* Start Supplied material *

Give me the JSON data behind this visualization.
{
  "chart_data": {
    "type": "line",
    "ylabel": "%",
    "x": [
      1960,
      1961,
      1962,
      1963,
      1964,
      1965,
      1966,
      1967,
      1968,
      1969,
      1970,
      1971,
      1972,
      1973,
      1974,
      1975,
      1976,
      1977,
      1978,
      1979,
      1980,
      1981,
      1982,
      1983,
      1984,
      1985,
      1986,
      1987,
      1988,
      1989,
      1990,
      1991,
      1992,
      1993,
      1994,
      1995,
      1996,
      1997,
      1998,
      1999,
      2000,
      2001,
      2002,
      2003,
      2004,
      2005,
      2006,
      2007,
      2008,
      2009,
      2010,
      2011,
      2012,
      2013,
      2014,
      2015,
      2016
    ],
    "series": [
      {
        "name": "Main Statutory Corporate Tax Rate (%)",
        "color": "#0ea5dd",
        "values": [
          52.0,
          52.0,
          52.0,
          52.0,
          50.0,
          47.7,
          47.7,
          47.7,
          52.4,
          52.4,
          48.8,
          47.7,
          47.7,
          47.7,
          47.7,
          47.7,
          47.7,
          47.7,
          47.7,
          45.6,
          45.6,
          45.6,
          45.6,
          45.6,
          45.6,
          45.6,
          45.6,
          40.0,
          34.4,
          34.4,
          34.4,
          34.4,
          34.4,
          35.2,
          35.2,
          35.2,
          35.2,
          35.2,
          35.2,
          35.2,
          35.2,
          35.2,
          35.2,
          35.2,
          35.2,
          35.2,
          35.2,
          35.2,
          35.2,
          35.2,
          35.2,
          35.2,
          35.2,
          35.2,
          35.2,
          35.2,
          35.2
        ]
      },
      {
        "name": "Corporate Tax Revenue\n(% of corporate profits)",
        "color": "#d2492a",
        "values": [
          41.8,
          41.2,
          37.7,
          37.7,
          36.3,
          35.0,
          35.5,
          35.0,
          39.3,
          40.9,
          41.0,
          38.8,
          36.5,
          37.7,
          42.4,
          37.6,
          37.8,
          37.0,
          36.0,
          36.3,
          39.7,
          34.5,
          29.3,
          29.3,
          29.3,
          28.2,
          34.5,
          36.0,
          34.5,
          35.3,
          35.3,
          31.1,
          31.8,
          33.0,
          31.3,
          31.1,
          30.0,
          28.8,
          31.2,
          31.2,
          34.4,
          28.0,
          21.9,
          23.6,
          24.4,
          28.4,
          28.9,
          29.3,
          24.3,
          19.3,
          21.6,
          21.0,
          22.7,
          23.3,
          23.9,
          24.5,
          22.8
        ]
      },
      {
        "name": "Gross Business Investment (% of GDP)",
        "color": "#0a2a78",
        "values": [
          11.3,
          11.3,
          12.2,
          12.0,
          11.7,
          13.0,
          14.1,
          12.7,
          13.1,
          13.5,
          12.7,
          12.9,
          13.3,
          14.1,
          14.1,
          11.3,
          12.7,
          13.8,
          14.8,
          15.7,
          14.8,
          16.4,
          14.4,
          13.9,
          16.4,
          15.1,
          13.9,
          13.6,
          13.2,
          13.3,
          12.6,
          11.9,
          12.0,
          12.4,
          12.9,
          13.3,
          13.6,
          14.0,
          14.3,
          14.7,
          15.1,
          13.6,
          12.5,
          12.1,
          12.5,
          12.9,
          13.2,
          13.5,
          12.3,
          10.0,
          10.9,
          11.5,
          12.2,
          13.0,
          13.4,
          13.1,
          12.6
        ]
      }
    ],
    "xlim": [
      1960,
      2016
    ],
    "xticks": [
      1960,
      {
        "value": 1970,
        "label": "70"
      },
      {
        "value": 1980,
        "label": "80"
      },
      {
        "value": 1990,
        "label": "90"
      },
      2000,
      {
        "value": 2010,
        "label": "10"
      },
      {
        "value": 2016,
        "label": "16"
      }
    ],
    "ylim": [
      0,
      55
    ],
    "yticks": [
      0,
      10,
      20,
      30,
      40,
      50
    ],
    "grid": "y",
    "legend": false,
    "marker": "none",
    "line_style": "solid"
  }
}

* End Supplied material *

- _What this task involves_: Looking at the entries above, how many lines contain the word "color"? Answer with the number alone.

- _The response_: 3